[WRITTEN INSTRUCTION]: Exactly reproduce the entries, dropping any pictures from your copy.

[THE DATA]:
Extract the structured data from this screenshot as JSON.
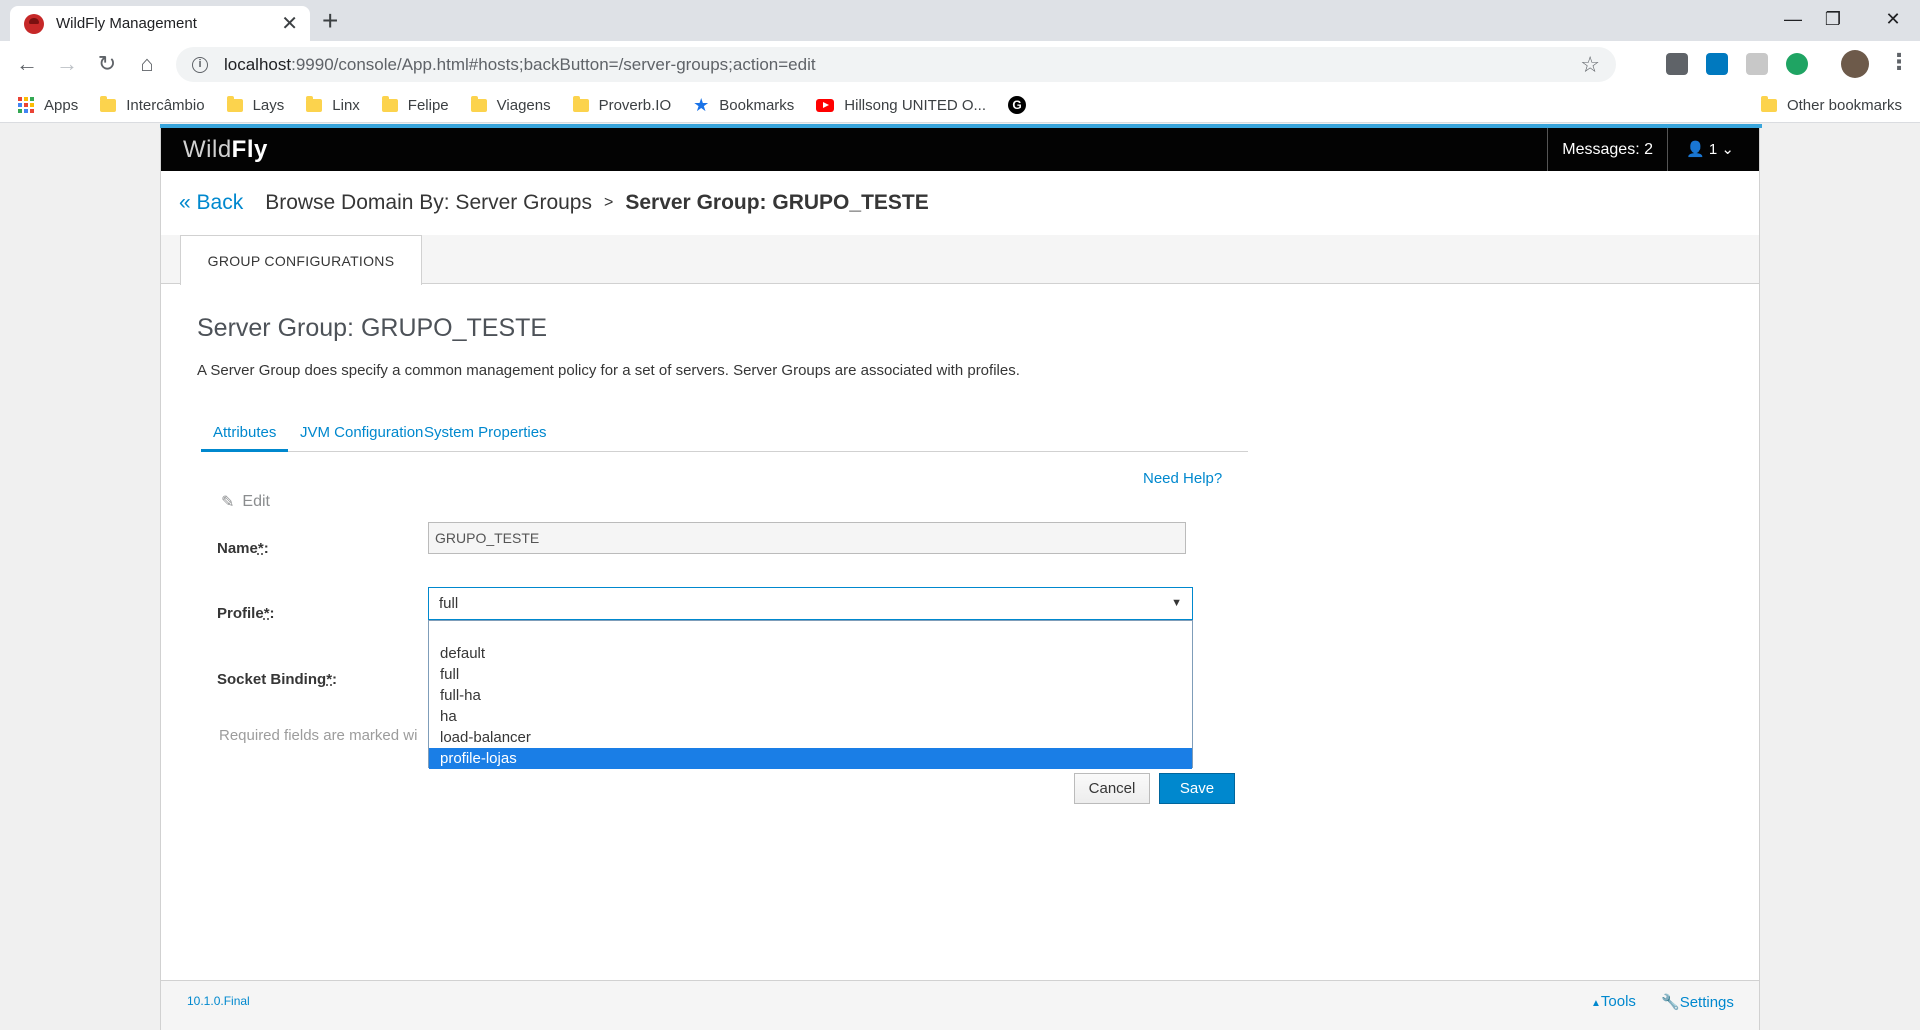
{
  "browser": {
    "tab_title": "WildFly Management",
    "tab_close": "✕",
    "new_tab": "+",
    "url_host": "localhost",
    "url_rest": ":9990/console/App.html#hosts;backButton=/server-groups;action=edit",
    "window_min": "—",
    "window_restore": "❐",
    "window_close": "✕",
    "bookmarks": [
      "Apps",
      "Intercâmbio",
      "Lays",
      "Linx",
      "Felipe",
      "Viagens",
      "Proverb.IO",
      "Bookmarks",
      "Hillsong UNITED O..."
    ],
    "other_bookmarks": "Other bookmarks",
    "g_letter": "G"
  },
  "header": {
    "logo_light": "Wild",
    "logo_bold": "Fly",
    "messages": "Messages: 2",
    "user": "1"
  },
  "breadcrumb": {
    "back": "Back",
    "parent": "Browse Domain By: Server Groups",
    "separator": ">",
    "current": "Server Group: GRUPO_TESTE"
  },
  "config_tab": "GROUP CONFIGURATIONS",
  "main": {
    "title": "Server Group: GRUPO_TESTE",
    "description": "A Server Group does specify a common management policy for a set of servers. Server Groups are associated with profiles.",
    "subtabs": [
      "Attributes",
      "JVM Configuration",
      "System Properties"
    ],
    "need_help": "Need Help?",
    "edit": "Edit"
  },
  "form": {
    "name_label": "Name",
    "profile_label": "Profile",
    "socket_label": "Socket Binding",
    "required_marker": "*",
    "colon": ":",
    "name_value": "GRUPO_TESTE",
    "profile_value": "full",
    "profile_options": [
      "default",
      "full",
      "full-ha",
      "ha",
      "load-balancer",
      "profile-lojas"
    ],
    "highlighted_option": "profile-lojas",
    "required_note": "Required fields are marked wi",
    "cancel": "Cancel",
    "save": "Save"
  },
  "footer": {
    "version": "10.1.0.Final",
    "tools": "Tools",
    "settings": "Settings"
  },
  "colors": {
    "accent": "#0088ce",
    "header_bg": "#030303",
    "selected_option": "#1a7ee6"
  }
}
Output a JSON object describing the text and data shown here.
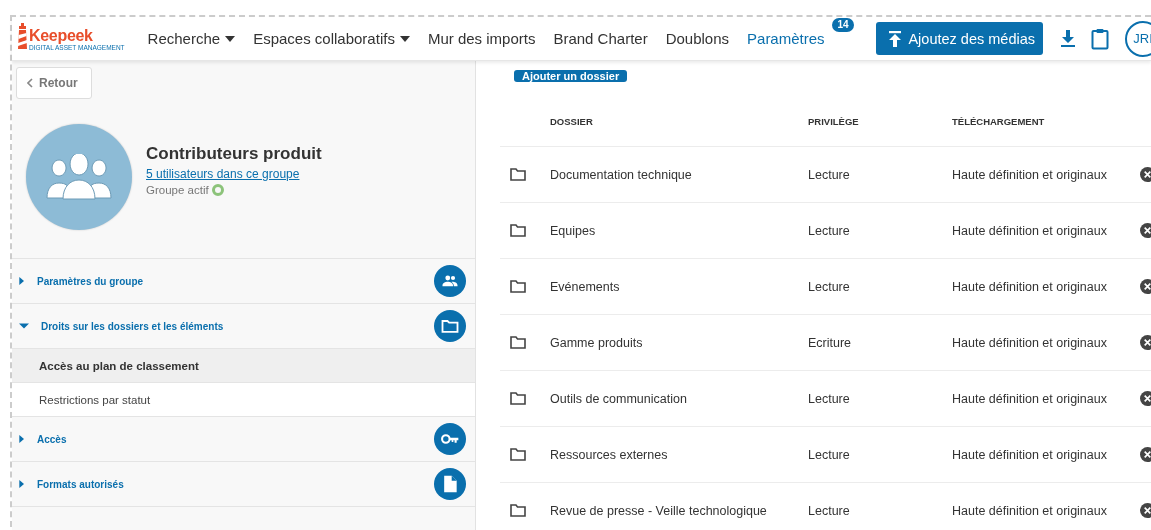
{
  "header": {
    "logo": {
      "name": "Keepeek",
      "tagline": "DIGITAL ASSET MANAGEMENT"
    },
    "nav": [
      {
        "label": "Recherche",
        "dropdown": true,
        "selected": false
      },
      {
        "label": "Espaces collaboratifs",
        "dropdown": true,
        "selected": false
      },
      {
        "label": "Mur des imports",
        "dropdown": false,
        "selected": false
      },
      {
        "label": "Brand Charter",
        "dropdown": false,
        "selected": false
      },
      {
        "label": "Doublons",
        "dropdown": false,
        "selected": false
      },
      {
        "label": "Paramètres",
        "dropdown": false,
        "selected": true,
        "badge": "14"
      }
    ],
    "upload_button": "Ajoutez des médias",
    "user_initials": "JRI"
  },
  "sidebar": {
    "back_button": "Retour",
    "group": {
      "name": "Contributeurs produit",
      "members_link": "5 utilisateurs dans ce groupe",
      "status": "Groupe actif",
      "active": true
    },
    "sections": [
      {
        "title": "Paramètres du groupe",
        "expanded": false
      },
      {
        "title": "Droits sur les dossiers et les éléments",
        "expanded": true,
        "children": [
          {
            "label": "Accès au plan de classement",
            "selected": true
          },
          {
            "label": "Restrictions par statut",
            "selected": false
          }
        ]
      },
      {
        "title": "Accès",
        "expanded": false
      },
      {
        "title": "Formats autorisés",
        "expanded": false
      }
    ]
  },
  "content": {
    "add_folder_button": "Ajouter un dossier",
    "table": {
      "columns": [
        "DOSSIER",
        "PRIVILÈGE",
        "TÉLÉCHARGEMENT"
      ],
      "rows": [
        {
          "folder": "Documentation technique",
          "privilege": "Lecture",
          "download": "Haute définition et originaux"
        },
        {
          "folder": "Equipes",
          "privilege": "Lecture",
          "download": "Haute définition et originaux"
        },
        {
          "folder": "Evénements",
          "privilege": "Lecture",
          "download": "Haute définition et originaux"
        },
        {
          "folder": "Gamme produits",
          "privilege": "Ecriture",
          "download": "Haute définition et originaux"
        },
        {
          "folder": "Outils de communication",
          "privilege": "Lecture",
          "download": "Haute définition et originaux"
        },
        {
          "folder": "Ressources externes",
          "privilege": "Lecture",
          "download": "Haute définition et originaux"
        },
        {
          "folder": "Revue de presse - Veille technologique",
          "privilege": "Lecture",
          "download": "Haute définition et originaux"
        }
      ]
    }
  }
}
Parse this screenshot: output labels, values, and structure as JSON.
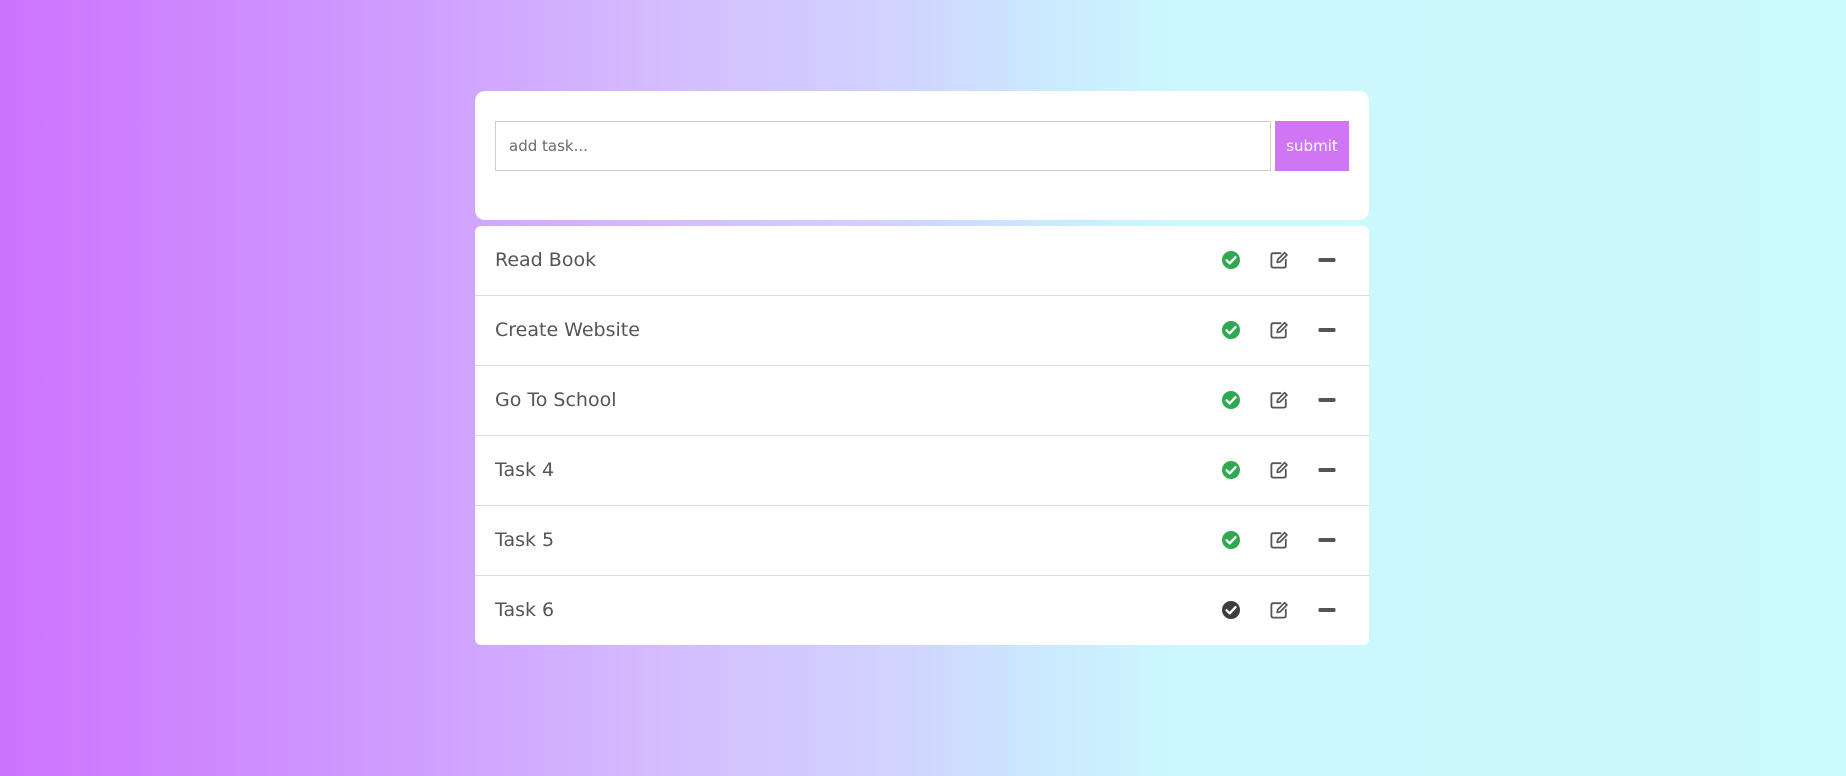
{
  "add_task": {
    "placeholder": "add task...",
    "value": "",
    "submit_label": "submit"
  },
  "tasks": [
    {
      "label": "Read Book",
      "done": true
    },
    {
      "label": "Create Website",
      "done": true
    },
    {
      "label": "Go To School",
      "done": true
    },
    {
      "label": "Task 4",
      "done": true
    },
    {
      "label": "Task 5",
      "done": true
    },
    {
      "label": "Task 6",
      "done": false
    }
  ],
  "icons": {
    "check": "check-circle-icon",
    "edit": "edit-icon",
    "remove": "minus-icon"
  },
  "colors": {
    "accent": "#d076f5",
    "done": "#2fa84f",
    "not_done": "#3d3d3d",
    "icon": "#555555",
    "text": "#555555"
  }
}
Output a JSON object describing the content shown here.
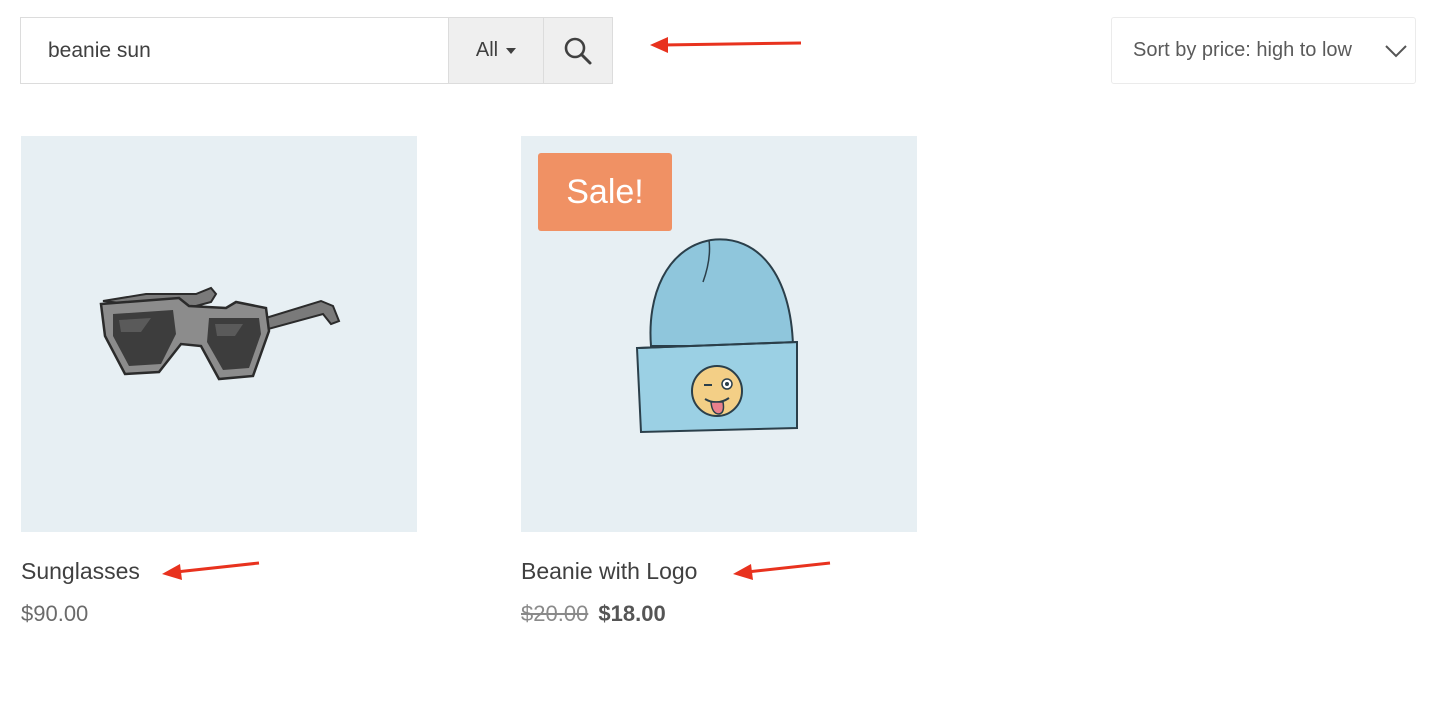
{
  "search": {
    "value": "beanie sun",
    "placeholder": "",
    "category": "All",
    "search_icon": "search-icon"
  },
  "sort": {
    "selected": "Sort by price: high to low",
    "icon": "chevron-down-icon"
  },
  "products": [
    {
      "title": "Sunglasses",
      "image_icon": "sunglasses-illustration",
      "price": "$90.00"
    },
    {
      "title": "Beanie with Logo",
      "image_icon": "beanie-illustration",
      "badge": "Sale!",
      "price_regular": "$20.00",
      "price_sale": "$18.00"
    }
  ],
  "colors": {
    "sale_badge": "#f09164",
    "annotation_arrow": "#e8321e",
    "image_bg": "#e7eff3"
  }
}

[RESULT OF THE TASK]:
Extract the structured data from this screenshot as JSON.
{
  "browser": {
    "tab_title": "WildFly Management",
    "tab_close": "✕",
    "new_tab": "+",
    "url_host": "localhost",
    "url_rest": ":9990/console/App.html#hosts;backButton=/server-groups;action=edit",
    "window_min": "—",
    "window_restore": "❐",
    "window_close": "✕",
    "bookmarks": [
      "Apps",
      "Intercâmbio",
      "Lays",
      "Linx",
      "Felipe",
      "Viagens",
      "Proverb.IO",
      "Bookmarks",
      "Hillsong UNITED O..."
    ],
    "other_bookmarks": "Other bookmarks",
    "g_letter": "G"
  },
  "header": {
    "logo_light": "Wild",
    "logo_bold": "Fly",
    "messages": "Messages: 2",
    "user": "1"
  },
  "breadcrumb": {
    "back": "Back",
    "parent": "Browse Domain By: Server Groups",
    "separator": ">",
    "current": "Server Group: GRUPO_TESTE"
  },
  "config_tab": "GROUP CONFIGURATIONS",
  "main": {
    "title": "Server Group: GRUPO_TESTE",
    "description": "A Server Group does specify a common management policy for a set of servers. Server Groups are associated with profiles.",
    "subtabs": [
      "Attributes",
      "JVM Configuration",
      "System Properties"
    ],
    "need_help": "Need Help?",
    "edit": "Edit"
  },
  "form": {
    "name_label": "Name",
    "profile_label": "Profile",
    "socket_label": "Socket Binding",
    "required_marker": "*",
    "colon": ":",
    "name_value": "GRUPO_TESTE",
    "profile_value": "full",
    "profile_options": [
      "default",
      "full",
      "full-ha",
      "ha",
      "load-balancer",
      "profile-lojas"
    ],
    "highlighted_option": "profile-lojas",
    "required_note": "Required fields are marked wi",
    "cancel": "Cancel",
    "save": "Save"
  },
  "footer": {
    "version": "10.1.0.Final",
    "tools": "Tools",
    "settings": "Settings"
  },
  "colors": {
    "accent": "#0088ce",
    "header_bg": "#030303",
    "selected_option": "#1a7ee6"
  }
}
Output a JSON object describing the text and data shown here.
{
  "header": {
    "logo": {
      "name": "Keepeek",
      "tagline": "DIGITAL ASSET MANAGEMENT"
    },
    "nav": [
      {
        "label": "Recherche",
        "dropdown": true,
        "selected": false
      },
      {
        "label": "Espaces collaboratifs",
        "dropdown": true,
        "selected": false
      },
      {
        "label": "Mur des imports",
        "dropdown": false,
        "selected": false
      },
      {
        "label": "Brand Charter",
        "dropdown": false,
        "selected": false
      },
      {
        "label": "Doublons",
        "dropdown": false,
        "selected": false
      },
      {
        "label": "Paramètres",
        "dropdown": false,
        "selected": true,
        "badge": "14"
      }
    ],
    "upload_button": "Ajoutez des médias",
    "user_initials": "JRI"
  },
  "sidebar": {
    "back_button": "Retour",
    "group": {
      "name": "Contributeurs produit",
      "members_link": "5 utilisateurs dans ce groupe",
      "status": "Groupe actif",
      "active": true
    },
    "sections": [
      {
        "title": "Paramètres du groupe",
        "expanded": false
      },
      {
        "title": "Droits sur les dossiers et les éléments",
        "expanded": true,
        "children": [
          {
            "label": "Accès au plan de classement",
            "selected": true
          },
          {
            "label": "Restrictions par statut",
            "selected": false
          }
        ]
      },
      {
        "title": "Accès",
        "expanded": false
      },
      {
        "title": "Formats autorisés",
        "expanded": false
      }
    ]
  },
  "content": {
    "add_folder_button": "Ajouter un dossier",
    "table": {
      "columns": [
        "DOSSIER",
        "PRIVILÈGE",
        "TÉLÉCHARGEMENT"
      ],
      "rows": [
        {
          "folder": "Documentation technique",
          "privilege": "Lecture",
          "download": "Haute définition et originaux"
        },
        {
          "folder": "Equipes",
          "privilege": "Lecture",
          "download": "Haute définition et originaux"
        },
        {
          "folder": "Evénements",
          "privilege": "Lecture",
          "download": "Haute définition et originaux"
        },
        {
          "folder": "Gamme produits",
          "privilege": "Ecriture",
          "download": "Haute définition et originaux"
        },
        {
          "folder": "Outils de communication",
          "privilege": "Lecture",
          "download": "Haute définition et originaux"
        },
        {
          "folder": "Ressources externes",
          "privilege": "Lecture",
          "download": "Haute définition et originaux"
        },
        {
          "folder": "Revue de presse - Veille technologique",
          "privilege": "Lecture",
          "download": "Haute définition et originaux"
        }
      ]
    }
  }
}
Parse this screenshot: output labels, values, and structure as JSON.
{
  "add_task": {
    "placeholder": "add task...",
    "value": "",
    "submit_label": "submit"
  },
  "tasks": [
    {
      "label": "Read Book",
      "done": true
    },
    {
      "label": "Create Website",
      "done": true
    },
    {
      "label": "Go To School",
      "done": true
    },
    {
      "label": "Task 4",
      "done": true
    },
    {
      "label": "Task 5",
      "done": true
    },
    {
      "label": "Task 6",
      "done": false
    }
  ],
  "icons": {
    "check": "check-circle-icon",
    "edit": "edit-icon",
    "remove": "minus-icon"
  },
  "colors": {
    "accent": "#d076f5",
    "done": "#2fa84f",
    "not_done": "#3d3d3d",
    "icon": "#555555",
    "text": "#555555"
  }
}
Output a JSON object describing the content shown here.
{
  "search": {
    "value": "beanie sun",
    "placeholder": "",
    "category": "All",
    "search_icon": "search-icon"
  },
  "sort": {
    "selected": "Sort by price: high to low",
    "icon": "chevron-down-icon"
  },
  "products": [
    {
      "title": "Sunglasses",
      "image_icon": "sunglasses-illustration",
      "price": "$90.00"
    },
    {
      "title": "Beanie with Logo",
      "image_icon": "beanie-illustration",
      "badge": "Sale!",
      "price_regular": "$20.00",
      "price_sale": "$18.00"
    }
  ],
  "colors": {
    "sale_badge": "#f09164",
    "annotation_arrow": "#e8321e",
    "image_bg": "#e7eff3"
  }
}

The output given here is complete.